* Work task
Copy out all lines from the entries below in which "seda" occurs.

**** Entries provided ****

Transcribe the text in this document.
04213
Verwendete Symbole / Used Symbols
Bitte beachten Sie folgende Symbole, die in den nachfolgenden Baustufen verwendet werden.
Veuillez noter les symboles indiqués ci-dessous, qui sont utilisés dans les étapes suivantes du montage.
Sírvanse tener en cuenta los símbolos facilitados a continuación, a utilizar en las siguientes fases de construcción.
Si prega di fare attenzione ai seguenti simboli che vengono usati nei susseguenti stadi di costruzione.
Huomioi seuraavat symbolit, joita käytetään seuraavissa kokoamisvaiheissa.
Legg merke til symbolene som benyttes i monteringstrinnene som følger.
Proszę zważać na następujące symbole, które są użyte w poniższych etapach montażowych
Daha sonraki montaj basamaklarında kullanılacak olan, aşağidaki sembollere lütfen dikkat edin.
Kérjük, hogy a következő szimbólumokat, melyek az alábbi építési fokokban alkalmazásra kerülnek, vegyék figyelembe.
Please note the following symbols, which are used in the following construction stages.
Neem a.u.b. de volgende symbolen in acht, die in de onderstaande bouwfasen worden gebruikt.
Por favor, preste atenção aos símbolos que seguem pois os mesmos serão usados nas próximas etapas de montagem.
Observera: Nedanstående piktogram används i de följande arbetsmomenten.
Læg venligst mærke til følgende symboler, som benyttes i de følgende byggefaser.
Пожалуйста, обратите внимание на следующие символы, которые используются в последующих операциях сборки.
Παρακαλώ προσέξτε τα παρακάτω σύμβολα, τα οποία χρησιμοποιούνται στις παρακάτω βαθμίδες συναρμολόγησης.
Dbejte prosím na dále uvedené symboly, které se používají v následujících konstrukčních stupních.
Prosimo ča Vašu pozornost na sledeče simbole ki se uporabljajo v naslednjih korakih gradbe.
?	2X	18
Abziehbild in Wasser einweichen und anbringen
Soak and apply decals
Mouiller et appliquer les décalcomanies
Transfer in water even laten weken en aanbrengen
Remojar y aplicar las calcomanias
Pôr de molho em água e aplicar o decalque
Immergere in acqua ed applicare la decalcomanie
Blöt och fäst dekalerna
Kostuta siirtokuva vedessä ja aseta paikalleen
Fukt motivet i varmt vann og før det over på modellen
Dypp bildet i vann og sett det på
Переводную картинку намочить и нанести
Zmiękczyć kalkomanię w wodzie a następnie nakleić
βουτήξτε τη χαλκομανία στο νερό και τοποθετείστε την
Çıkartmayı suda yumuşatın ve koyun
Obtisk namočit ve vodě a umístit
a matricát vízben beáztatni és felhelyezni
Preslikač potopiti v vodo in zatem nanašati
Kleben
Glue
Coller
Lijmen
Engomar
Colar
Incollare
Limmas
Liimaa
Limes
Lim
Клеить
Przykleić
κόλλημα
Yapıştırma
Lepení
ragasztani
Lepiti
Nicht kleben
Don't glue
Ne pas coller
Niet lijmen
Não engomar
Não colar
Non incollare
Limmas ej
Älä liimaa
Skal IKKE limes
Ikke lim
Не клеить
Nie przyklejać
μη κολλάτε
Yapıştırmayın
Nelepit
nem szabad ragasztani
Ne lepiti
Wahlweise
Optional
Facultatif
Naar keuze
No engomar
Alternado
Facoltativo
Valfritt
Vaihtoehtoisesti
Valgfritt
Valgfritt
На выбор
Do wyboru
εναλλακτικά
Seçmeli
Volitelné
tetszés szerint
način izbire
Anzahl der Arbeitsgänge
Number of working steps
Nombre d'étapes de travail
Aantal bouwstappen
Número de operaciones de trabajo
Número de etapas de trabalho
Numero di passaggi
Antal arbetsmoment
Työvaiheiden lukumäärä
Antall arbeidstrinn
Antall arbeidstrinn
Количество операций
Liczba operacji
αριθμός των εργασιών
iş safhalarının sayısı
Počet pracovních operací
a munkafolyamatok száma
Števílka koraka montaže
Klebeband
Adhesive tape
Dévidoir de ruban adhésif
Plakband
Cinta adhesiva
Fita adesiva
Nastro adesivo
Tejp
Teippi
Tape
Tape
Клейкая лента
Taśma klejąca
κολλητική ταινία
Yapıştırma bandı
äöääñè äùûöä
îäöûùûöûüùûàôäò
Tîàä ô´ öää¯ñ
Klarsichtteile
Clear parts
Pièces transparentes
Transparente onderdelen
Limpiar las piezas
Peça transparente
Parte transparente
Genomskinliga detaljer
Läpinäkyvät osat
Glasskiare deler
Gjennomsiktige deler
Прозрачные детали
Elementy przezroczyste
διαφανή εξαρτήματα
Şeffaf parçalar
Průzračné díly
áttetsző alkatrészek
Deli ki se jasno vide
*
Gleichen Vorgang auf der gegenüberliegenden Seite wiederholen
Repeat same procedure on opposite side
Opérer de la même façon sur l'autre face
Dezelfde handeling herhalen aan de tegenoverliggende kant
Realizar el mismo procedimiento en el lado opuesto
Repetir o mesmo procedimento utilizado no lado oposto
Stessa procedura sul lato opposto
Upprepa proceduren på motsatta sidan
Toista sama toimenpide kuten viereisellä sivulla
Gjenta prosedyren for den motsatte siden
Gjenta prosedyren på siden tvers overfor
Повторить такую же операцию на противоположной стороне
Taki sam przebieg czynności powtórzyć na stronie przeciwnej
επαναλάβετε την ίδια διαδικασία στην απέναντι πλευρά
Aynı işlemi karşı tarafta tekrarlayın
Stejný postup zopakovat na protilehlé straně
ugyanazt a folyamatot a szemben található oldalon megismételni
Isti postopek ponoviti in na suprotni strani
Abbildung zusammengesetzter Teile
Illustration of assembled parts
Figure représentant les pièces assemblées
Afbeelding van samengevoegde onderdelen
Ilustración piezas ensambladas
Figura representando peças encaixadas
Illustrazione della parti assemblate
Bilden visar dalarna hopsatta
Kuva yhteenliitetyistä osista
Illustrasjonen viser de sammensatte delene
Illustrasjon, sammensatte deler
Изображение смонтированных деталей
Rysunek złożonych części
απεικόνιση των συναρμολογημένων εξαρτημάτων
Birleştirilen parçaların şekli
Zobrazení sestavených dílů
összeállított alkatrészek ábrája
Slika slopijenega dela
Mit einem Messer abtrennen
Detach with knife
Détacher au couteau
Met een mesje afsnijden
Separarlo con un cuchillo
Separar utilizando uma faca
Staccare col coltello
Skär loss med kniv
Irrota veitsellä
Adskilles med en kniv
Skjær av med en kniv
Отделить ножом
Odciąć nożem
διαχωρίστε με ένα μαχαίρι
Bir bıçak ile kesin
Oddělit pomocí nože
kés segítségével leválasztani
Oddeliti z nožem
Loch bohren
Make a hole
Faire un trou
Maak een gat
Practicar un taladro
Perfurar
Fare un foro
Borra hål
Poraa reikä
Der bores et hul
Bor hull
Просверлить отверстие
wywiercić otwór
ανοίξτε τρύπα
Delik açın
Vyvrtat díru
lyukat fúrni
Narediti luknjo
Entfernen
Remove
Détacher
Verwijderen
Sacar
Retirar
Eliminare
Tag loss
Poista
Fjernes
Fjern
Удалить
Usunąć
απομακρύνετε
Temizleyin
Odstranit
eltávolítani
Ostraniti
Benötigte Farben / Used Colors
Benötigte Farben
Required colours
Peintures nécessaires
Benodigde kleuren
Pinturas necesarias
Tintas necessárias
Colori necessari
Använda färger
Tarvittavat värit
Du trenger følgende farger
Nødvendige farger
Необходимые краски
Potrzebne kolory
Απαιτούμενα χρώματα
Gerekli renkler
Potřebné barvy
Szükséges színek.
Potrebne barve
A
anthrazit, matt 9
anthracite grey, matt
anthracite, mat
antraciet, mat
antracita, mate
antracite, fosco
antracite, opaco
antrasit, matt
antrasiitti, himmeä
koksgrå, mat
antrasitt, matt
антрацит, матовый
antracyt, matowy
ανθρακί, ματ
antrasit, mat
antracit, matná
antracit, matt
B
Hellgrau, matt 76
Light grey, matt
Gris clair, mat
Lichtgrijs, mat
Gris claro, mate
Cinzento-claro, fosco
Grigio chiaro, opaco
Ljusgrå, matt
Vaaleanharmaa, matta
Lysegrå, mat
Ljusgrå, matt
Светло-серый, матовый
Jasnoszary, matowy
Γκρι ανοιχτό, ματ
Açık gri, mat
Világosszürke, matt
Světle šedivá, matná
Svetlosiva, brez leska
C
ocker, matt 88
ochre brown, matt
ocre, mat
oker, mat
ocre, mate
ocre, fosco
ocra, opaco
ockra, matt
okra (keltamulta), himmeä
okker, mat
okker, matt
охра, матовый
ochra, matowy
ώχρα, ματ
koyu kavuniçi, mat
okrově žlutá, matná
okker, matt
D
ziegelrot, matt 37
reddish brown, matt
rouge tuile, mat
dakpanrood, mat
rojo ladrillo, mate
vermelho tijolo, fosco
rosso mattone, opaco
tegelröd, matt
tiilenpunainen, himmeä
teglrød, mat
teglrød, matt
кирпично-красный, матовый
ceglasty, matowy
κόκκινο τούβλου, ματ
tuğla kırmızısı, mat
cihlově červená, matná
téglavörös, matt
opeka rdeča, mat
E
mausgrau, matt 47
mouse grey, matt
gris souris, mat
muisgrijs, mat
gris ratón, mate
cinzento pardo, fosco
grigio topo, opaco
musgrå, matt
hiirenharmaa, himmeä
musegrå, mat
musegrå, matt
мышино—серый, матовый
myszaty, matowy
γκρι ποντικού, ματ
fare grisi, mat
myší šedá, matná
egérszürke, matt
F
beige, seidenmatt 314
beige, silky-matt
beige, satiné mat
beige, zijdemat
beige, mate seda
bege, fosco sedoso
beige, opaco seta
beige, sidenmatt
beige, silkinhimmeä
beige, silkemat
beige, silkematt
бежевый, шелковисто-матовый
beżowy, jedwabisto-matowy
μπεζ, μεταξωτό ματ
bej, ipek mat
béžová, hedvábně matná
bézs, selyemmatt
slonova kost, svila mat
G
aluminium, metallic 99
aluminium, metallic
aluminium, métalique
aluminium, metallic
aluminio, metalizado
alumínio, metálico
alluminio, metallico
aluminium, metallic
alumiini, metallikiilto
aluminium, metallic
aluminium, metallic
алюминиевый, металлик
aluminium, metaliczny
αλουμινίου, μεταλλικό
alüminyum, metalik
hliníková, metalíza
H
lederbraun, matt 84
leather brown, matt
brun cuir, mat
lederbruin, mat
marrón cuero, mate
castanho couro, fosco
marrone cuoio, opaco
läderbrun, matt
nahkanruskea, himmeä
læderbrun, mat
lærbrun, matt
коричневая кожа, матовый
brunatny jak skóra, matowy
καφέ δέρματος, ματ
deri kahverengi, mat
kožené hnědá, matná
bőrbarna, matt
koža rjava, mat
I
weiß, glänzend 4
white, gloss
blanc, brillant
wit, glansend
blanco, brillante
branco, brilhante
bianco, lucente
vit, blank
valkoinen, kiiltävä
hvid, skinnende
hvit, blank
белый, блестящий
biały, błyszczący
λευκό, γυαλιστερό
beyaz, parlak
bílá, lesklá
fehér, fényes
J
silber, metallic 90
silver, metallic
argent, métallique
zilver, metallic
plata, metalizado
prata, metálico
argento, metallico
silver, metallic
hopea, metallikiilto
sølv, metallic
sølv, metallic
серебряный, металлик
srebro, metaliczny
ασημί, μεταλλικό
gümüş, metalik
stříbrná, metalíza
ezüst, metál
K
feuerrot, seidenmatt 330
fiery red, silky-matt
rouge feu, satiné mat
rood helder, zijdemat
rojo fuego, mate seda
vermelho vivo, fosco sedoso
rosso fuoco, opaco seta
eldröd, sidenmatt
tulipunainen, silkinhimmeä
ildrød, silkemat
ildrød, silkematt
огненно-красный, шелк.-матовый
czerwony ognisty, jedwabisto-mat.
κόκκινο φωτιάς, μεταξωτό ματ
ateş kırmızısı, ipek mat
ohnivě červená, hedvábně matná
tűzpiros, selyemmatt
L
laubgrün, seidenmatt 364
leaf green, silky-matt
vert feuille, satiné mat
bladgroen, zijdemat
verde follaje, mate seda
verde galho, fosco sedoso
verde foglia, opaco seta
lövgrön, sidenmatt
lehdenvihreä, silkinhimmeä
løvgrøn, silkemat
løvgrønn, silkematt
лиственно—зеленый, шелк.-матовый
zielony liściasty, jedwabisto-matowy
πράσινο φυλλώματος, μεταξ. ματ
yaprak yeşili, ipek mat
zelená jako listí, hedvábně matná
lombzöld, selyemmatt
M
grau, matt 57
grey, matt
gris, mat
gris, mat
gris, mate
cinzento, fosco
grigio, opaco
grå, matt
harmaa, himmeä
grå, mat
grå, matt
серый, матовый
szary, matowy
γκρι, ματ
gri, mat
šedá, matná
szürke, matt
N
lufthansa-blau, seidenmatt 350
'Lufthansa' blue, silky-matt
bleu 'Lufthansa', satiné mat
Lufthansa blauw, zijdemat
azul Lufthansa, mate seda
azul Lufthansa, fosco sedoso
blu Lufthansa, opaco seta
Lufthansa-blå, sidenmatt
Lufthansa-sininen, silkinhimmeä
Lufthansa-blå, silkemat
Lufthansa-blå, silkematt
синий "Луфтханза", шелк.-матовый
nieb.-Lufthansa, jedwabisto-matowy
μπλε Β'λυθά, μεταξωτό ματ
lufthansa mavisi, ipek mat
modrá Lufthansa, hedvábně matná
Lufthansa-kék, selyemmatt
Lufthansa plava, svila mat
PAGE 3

****

* Solved exercise
beige, mate seda
rojo fuego, mate seda
verde follaje, mate seda
azul Lufthansa, mate seda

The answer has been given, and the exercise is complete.